-- Start Provided data --
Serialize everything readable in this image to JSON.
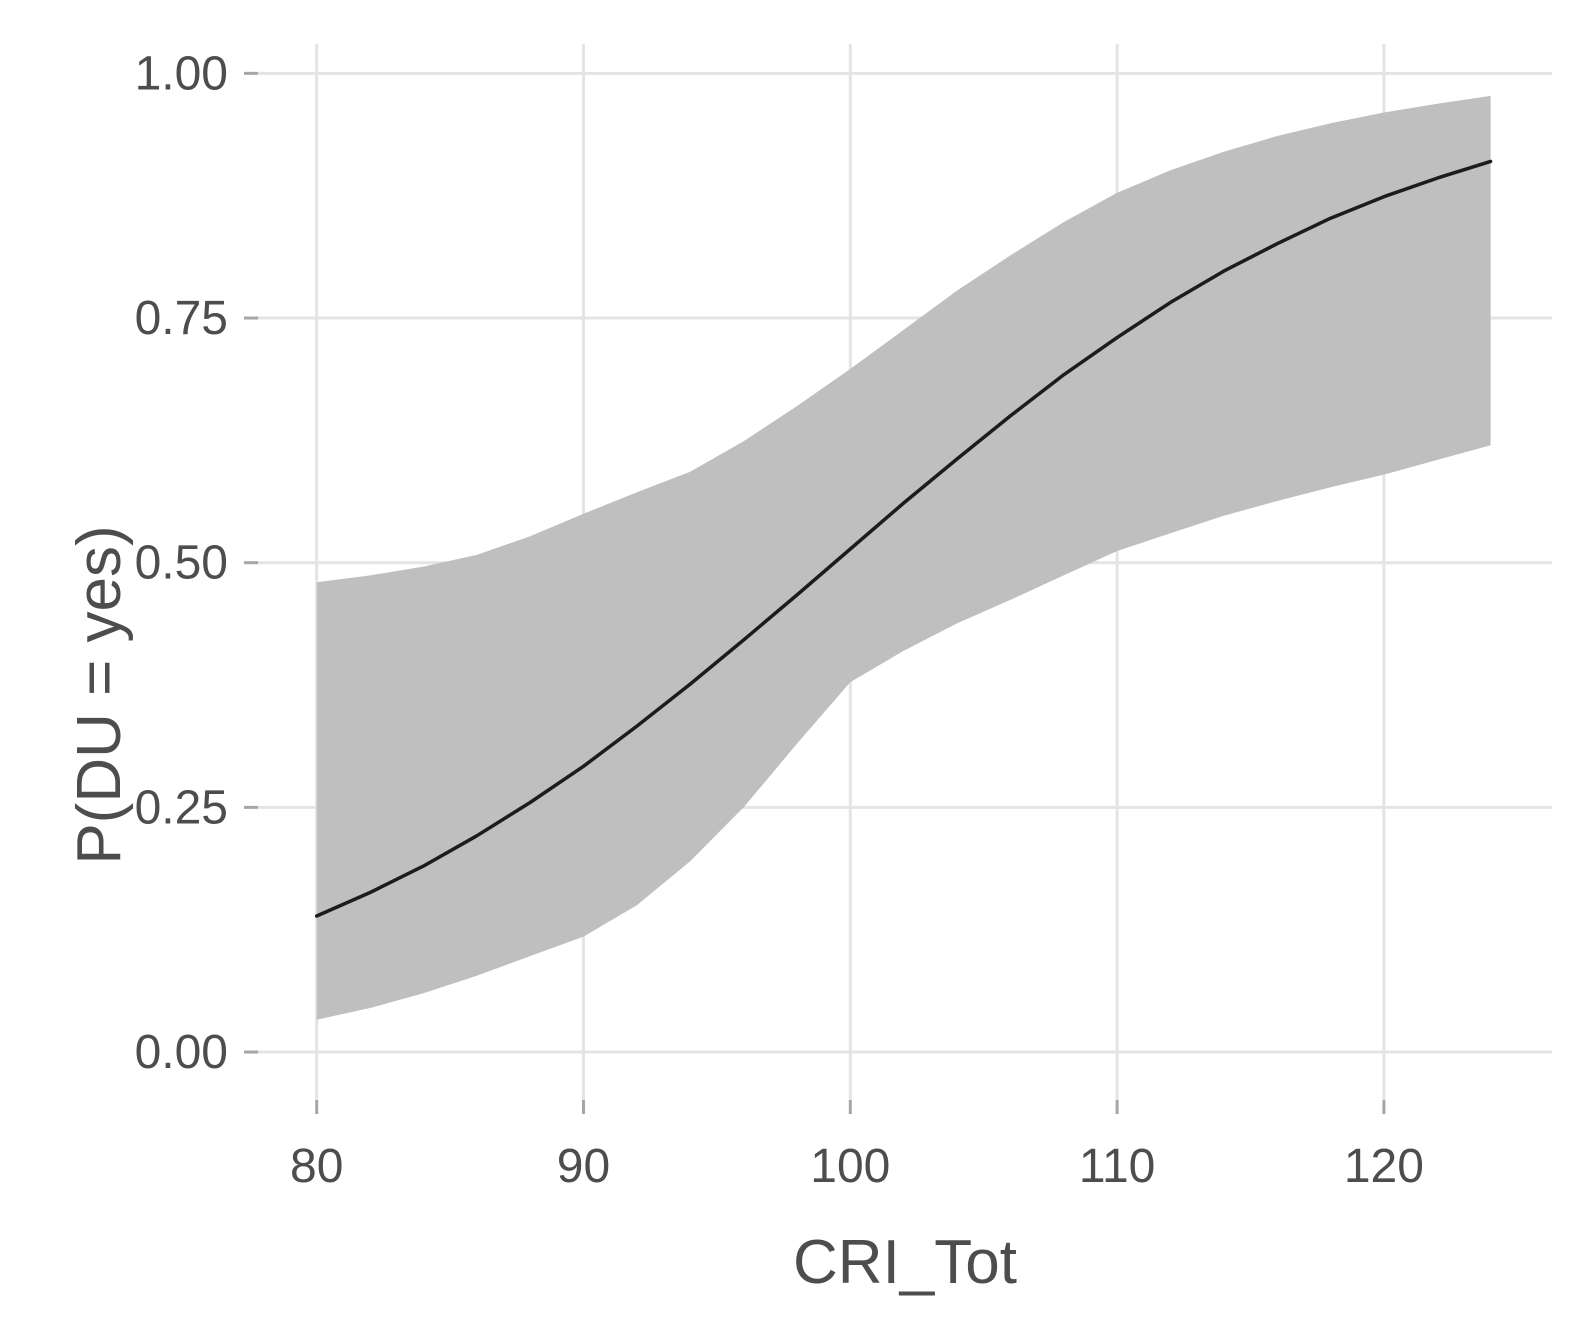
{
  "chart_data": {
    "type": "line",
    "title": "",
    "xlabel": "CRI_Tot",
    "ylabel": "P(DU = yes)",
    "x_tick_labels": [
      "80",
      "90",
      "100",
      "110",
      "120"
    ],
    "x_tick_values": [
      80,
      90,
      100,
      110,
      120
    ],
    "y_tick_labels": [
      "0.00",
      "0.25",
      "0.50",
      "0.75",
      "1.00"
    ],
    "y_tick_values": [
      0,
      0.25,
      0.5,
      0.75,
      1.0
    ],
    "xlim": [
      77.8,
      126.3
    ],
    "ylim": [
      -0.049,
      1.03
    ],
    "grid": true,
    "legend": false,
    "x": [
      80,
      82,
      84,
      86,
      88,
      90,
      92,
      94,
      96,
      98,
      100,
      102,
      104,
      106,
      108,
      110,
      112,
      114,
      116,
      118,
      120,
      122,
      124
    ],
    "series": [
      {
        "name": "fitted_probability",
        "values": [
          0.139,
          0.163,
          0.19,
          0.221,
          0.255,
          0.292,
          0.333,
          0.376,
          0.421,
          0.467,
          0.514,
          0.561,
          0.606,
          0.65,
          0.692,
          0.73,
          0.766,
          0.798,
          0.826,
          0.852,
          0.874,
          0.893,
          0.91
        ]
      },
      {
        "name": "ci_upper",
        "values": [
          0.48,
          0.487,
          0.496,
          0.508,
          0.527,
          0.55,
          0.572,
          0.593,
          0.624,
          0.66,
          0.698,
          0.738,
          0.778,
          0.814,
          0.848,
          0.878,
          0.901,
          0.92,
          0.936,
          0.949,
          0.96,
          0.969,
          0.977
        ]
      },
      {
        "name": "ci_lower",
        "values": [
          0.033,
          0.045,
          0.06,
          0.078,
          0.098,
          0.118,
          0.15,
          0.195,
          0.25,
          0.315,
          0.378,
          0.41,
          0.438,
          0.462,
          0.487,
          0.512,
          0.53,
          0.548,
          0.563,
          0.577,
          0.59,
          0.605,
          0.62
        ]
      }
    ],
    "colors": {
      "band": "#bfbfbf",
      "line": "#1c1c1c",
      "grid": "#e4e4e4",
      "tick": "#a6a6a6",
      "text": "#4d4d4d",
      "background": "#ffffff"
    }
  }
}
-- End Provided data --
-- Start Provided data --
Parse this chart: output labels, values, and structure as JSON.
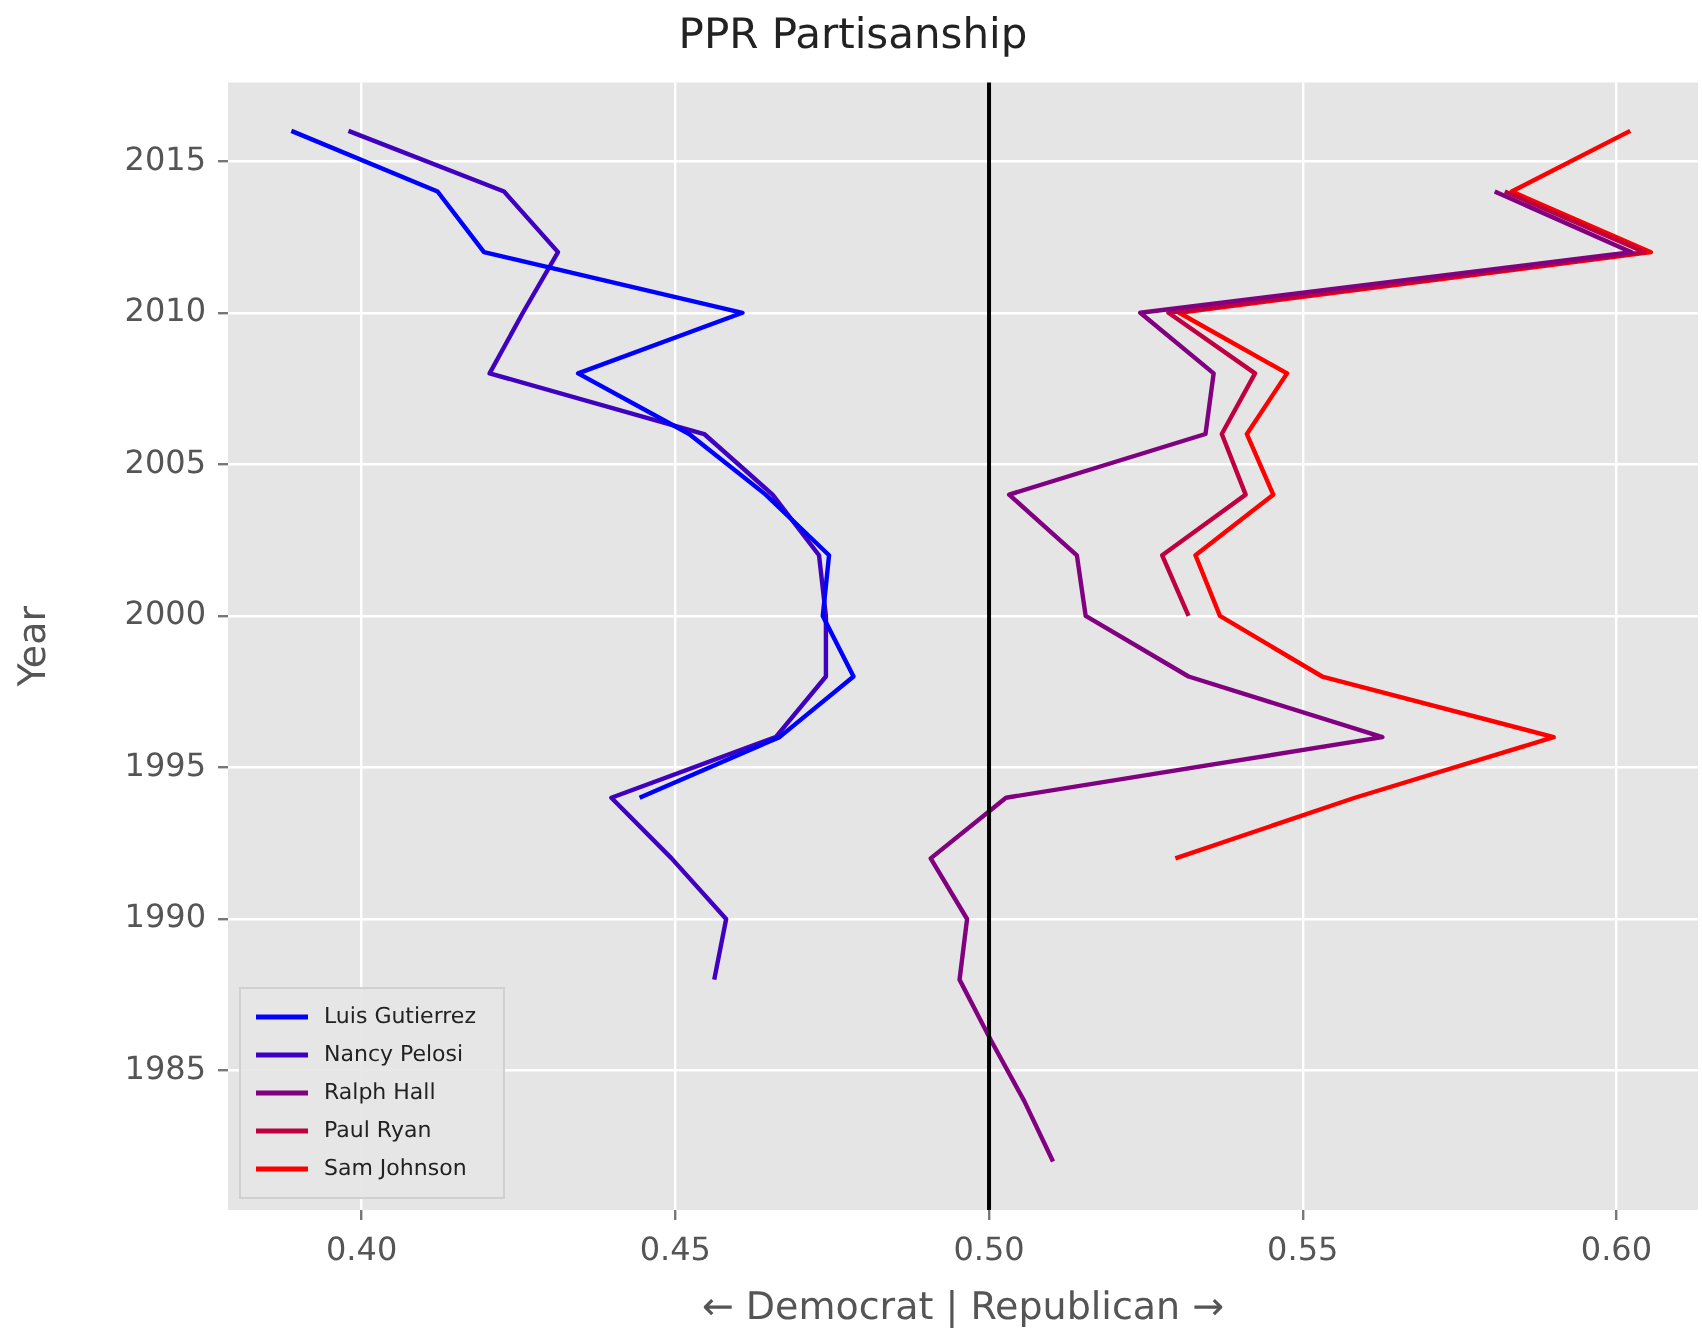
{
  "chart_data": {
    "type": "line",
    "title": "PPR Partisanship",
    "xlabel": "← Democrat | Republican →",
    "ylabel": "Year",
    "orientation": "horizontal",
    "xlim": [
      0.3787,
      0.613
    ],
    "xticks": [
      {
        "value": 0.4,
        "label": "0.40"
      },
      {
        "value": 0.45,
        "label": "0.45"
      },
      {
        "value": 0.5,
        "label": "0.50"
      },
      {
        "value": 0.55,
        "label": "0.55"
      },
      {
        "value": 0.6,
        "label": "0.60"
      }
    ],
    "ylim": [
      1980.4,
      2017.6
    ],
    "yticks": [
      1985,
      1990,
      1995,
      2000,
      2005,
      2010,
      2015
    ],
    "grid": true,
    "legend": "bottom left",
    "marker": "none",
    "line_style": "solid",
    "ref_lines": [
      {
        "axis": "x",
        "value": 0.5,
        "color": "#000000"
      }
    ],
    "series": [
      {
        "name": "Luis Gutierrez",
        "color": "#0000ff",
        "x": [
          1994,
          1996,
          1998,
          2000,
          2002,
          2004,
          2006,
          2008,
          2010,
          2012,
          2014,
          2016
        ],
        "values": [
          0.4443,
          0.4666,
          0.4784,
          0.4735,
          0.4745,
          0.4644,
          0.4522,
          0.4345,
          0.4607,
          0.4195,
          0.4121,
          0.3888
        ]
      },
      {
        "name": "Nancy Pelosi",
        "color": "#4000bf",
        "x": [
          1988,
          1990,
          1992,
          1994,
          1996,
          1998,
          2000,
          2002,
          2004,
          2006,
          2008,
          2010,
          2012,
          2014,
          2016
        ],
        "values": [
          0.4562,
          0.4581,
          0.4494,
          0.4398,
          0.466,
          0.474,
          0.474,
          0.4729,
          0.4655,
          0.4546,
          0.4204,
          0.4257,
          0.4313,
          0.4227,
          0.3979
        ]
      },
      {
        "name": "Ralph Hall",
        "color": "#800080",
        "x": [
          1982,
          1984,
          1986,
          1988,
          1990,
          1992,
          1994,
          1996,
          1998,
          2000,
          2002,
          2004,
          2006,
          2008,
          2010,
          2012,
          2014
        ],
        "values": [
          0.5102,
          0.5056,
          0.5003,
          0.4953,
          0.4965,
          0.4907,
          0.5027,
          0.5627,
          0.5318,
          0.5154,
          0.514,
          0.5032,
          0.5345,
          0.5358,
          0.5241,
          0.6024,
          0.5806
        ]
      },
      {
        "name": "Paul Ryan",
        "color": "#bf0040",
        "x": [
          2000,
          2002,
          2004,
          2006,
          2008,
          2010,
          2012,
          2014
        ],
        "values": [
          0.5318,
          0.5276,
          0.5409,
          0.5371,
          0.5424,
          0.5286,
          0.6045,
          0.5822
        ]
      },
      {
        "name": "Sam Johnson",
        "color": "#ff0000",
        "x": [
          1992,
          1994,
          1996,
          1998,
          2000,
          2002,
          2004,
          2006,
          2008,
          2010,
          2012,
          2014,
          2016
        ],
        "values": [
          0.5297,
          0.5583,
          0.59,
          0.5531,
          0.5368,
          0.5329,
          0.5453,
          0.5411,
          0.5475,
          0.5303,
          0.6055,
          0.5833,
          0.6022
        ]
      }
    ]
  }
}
-- End Provided data --
## Exercise goal
Look over the material above and show each line where "this" appears.

## Result below
Serialize everything readable in this image to JSON.
Parse this chart: output labels, values, and structure as JSON.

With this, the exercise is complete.